[begin Material to process]

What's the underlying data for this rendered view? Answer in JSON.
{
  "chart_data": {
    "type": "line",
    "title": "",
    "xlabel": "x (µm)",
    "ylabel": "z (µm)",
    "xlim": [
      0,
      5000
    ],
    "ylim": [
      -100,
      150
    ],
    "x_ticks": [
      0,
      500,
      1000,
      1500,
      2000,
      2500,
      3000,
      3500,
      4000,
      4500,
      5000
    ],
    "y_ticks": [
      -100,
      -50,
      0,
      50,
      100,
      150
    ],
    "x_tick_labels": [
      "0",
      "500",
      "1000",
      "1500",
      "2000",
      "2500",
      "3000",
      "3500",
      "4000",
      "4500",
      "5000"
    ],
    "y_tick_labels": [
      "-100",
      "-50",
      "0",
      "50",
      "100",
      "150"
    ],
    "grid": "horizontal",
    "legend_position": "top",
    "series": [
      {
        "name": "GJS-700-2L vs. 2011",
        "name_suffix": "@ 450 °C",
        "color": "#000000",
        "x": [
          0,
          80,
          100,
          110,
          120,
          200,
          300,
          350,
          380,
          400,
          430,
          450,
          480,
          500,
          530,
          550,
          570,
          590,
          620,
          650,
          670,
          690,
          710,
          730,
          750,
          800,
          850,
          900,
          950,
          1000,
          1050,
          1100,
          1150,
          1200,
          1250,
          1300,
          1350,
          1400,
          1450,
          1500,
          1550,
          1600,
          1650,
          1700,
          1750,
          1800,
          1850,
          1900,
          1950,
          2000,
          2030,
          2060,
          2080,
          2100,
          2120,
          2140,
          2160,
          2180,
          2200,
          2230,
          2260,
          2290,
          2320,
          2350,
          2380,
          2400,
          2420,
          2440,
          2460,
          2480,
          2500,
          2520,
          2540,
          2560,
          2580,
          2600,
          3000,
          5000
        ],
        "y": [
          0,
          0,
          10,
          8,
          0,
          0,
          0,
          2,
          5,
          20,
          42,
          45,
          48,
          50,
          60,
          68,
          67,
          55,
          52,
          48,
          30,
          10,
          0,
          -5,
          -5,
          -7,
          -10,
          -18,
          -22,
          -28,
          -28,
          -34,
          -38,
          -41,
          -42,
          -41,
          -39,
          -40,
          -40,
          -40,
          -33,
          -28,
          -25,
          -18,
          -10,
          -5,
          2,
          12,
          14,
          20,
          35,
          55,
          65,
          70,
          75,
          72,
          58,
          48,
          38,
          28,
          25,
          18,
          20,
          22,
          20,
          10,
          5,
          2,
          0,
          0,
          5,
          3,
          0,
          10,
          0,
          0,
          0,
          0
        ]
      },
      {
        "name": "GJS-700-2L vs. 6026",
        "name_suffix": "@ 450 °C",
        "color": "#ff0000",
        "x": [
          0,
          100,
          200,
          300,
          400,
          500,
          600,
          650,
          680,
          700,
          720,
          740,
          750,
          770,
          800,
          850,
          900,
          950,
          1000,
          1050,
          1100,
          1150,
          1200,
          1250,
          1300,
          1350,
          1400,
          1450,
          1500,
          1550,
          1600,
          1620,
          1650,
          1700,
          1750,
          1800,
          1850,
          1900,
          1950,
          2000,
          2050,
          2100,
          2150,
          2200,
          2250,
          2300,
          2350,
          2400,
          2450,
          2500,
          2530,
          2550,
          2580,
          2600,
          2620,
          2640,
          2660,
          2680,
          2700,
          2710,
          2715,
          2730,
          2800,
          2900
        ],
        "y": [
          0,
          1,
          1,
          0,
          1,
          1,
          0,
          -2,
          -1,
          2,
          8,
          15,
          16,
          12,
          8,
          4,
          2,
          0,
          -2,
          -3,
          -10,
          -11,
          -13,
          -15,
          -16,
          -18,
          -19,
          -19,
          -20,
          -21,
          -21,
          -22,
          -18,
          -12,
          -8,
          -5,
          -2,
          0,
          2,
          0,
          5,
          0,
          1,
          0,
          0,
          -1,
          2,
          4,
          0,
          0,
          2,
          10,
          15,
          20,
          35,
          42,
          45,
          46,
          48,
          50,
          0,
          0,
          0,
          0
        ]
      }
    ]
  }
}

[end Material to process]

Work instructions:
Provide all the records again, word for word.

Solution:
What's the underlying data for this rendered view? Answer in JSON.
{
  "chart_data": {
    "type": "line",
    "title": "",
    "xlabel": "x (µm)",
    "ylabel": "z (µm)",
    "xlim": [
      0,
      5000
    ],
    "ylim": [
      -100,
      150
    ],
    "x_ticks": [
      0,
      500,
      1000,
      1500,
      2000,
      2500,
      3000,
      3500,
      4000,
      4500,
      5000
    ],
    "y_ticks": [
      -100,
      -50,
      0,
      50,
      100,
      150
    ],
    "x_tick_labels": [
      "0",
      "500",
      "1000",
      "1500",
      "2000",
      "2500",
      "3000",
      "3500",
      "4000",
      "4500",
      "5000"
    ],
    "y_tick_labels": [
      "-100",
      "-50",
      "0",
      "50",
      "100",
      "150"
    ],
    "grid": "horizontal",
    "legend_position": "top",
    "series": [
      {
        "name": "GJS-700-2L vs. 2011",
        "name_suffix": "@ 450 °C",
        "color": "#000000",
        "x": [
          0,
          80,
          100,
          110,
          120,
          200,
          300,
          350,
          380,
          400,
          430,
          450,
          480,
          500,
          530,
          550,
          570,
          590,
          620,
          650,
          670,
          690,
          710,
          730,
          750,
          800,
          850,
          900,
          950,
          1000,
          1050,
          1100,
          1150,
          1200,
          1250,
          1300,
          1350,
          1400,
          1450,
          1500,
          1550,
          1600,
          1650,
          1700,
          1750,
          1800,
          1850,
          1900,
          1950,
          2000,
          2030,
          2060,
          2080,
          2100,
          2120,
          2140,
          2160,
          2180,
          2200,
          2230,
          2260,
          2290,
          2320,
          2350,
          2380,
          2400,
          2420,
          2440,
          2460,
          2480,
          2500,
          2520,
          2540,
          2560,
          2580,
          2600,
          3000,
          5000
        ],
        "y": [
          0,
          0,
          10,
          8,
          0,
          0,
          0,
          2,
          5,
          20,
          42,
          45,
          48,
          50,
          60,
          68,
          67,
          55,
          52,
          48,
          30,
          10,
          0,
          -5,
          -5,
          -7,
          -10,
          -18,
          -22,
          -28,
          -28,
          -34,
          -38,
          -41,
          -42,
          -41,
          -39,
          -40,
          -40,
          -40,
          -33,
          -28,
          -25,
          -18,
          -10,
          -5,
          2,
          12,
          14,
          20,
          35,
          55,
          65,
          70,
          75,
          72,
          58,
          48,
          38,
          28,
          25,
          18,
          20,
          22,
          20,
          10,
          5,
          2,
          0,
          0,
          5,
          3,
          0,
          10,
          0,
          0,
          0,
          0
        ]
      },
      {
        "name": "GJS-700-2L vs. 6026",
        "name_suffix": "@ 450 °C",
        "color": "#ff0000",
        "x": [
          0,
          100,
          200,
          300,
          400,
          500,
          600,
          650,
          680,
          700,
          720,
          740,
          750,
          770,
          800,
          850,
          900,
          950,
          1000,
          1050,
          1100,
          1150,
          1200,
          1250,
          1300,
          1350,
          1400,
          1450,
          1500,
          1550,
          1600,
          1620,
          1650,
          1700,
          1750,
          1800,
          1850,
          1900,
          1950,
          2000,
          2050,
          2100,
          2150,
          2200,
          2250,
          2300,
          2350,
          2400,
          2450,
          2500,
          2530,
          2550,
          2580,
          2600,
          2620,
          2640,
          2660,
          2680,
          2700,
          2710,
          2715,
          2730,
          2800,
          2900
        ],
        "y": [
          0,
          1,
          1,
          0,
          1,
          1,
          0,
          -2,
          -1,
          2,
          8,
          15,
          16,
          12,
          8,
          4,
          2,
          0,
          -2,
          -3,
          -10,
          -11,
          -13,
          -15,
          -16,
          -18,
          -19,
          -19,
          -20,
          -21,
          -21,
          -22,
          -18,
          -12,
          -8,
          -5,
          -2,
          0,
          2,
          0,
          5,
          0,
          1,
          0,
          0,
          -1,
          2,
          4,
          0,
          0,
          2,
          10,
          15,
          20,
          35,
          42,
          45,
          46,
          48,
          50,
          0,
          0,
          0,
          0
        ]
      }
    ]
  }
}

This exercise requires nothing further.